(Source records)
"""
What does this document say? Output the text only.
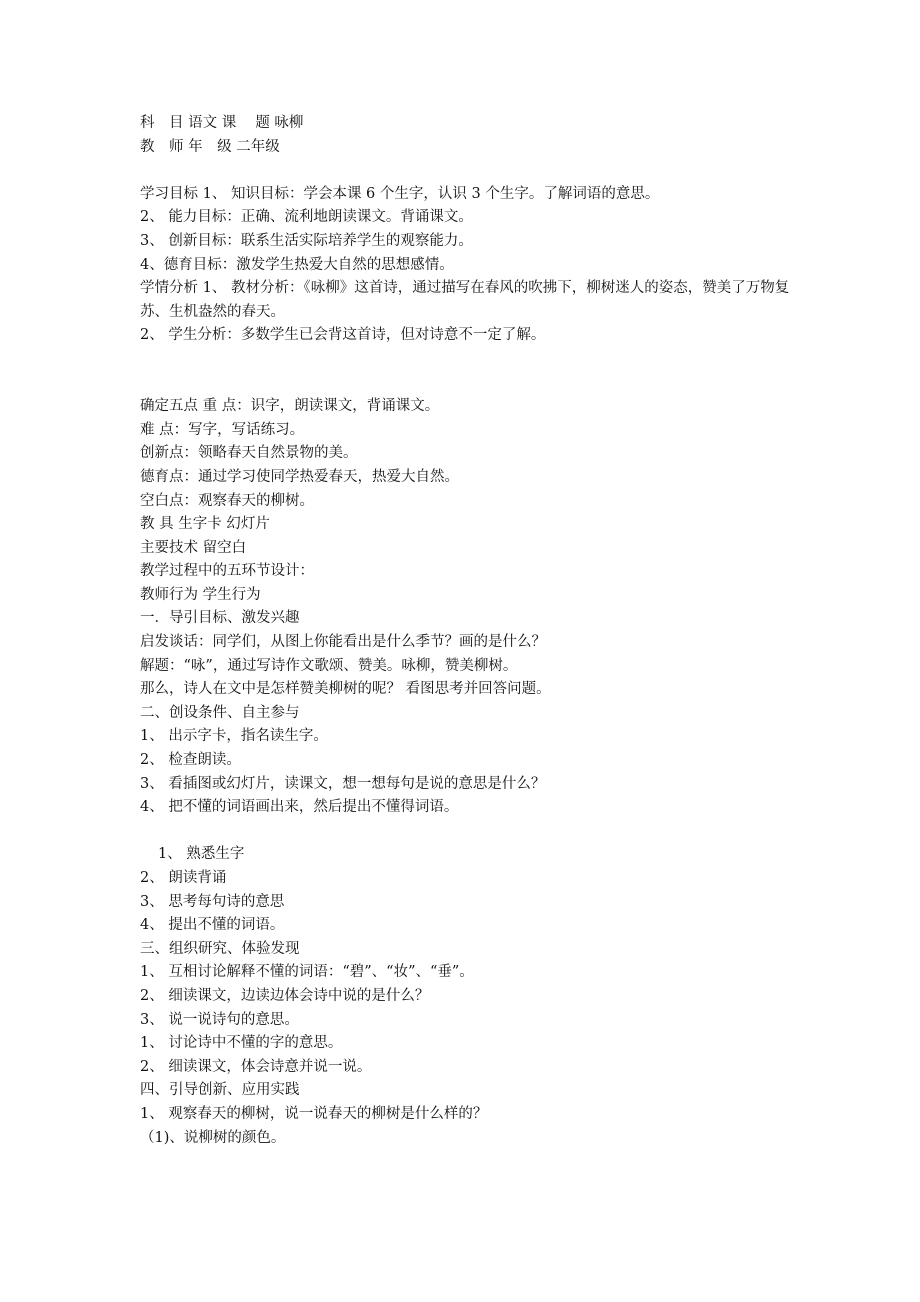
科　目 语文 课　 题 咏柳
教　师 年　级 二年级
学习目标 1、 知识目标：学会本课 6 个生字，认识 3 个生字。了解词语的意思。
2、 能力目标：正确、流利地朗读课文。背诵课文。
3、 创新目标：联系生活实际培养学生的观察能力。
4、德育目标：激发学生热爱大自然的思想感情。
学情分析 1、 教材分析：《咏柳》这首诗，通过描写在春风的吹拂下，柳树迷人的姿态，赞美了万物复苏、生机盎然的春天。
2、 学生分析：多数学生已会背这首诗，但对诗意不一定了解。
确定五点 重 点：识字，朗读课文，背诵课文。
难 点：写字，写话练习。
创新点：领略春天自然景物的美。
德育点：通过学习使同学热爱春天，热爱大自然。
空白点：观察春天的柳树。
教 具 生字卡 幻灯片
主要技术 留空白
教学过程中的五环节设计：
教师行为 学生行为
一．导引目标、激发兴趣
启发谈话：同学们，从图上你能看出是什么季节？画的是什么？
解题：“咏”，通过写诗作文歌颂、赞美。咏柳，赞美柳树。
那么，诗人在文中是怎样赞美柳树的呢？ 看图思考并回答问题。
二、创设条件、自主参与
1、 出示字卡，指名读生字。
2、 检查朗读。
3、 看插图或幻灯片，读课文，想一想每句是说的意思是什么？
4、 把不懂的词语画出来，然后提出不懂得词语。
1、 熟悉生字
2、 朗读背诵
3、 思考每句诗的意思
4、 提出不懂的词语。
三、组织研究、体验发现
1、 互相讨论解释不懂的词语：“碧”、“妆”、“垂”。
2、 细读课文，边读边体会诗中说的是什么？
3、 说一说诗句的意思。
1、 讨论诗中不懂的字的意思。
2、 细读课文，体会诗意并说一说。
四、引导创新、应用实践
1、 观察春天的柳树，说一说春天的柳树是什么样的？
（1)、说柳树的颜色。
"""
◆ Exercise goal: Each line that holds the word "背诵课文" is to be copied.

◆ The result:
2、 能力目标：正确、流利地朗读课文。背诵课文。
确定五点 重 点：识字，朗读课文，背诵课文。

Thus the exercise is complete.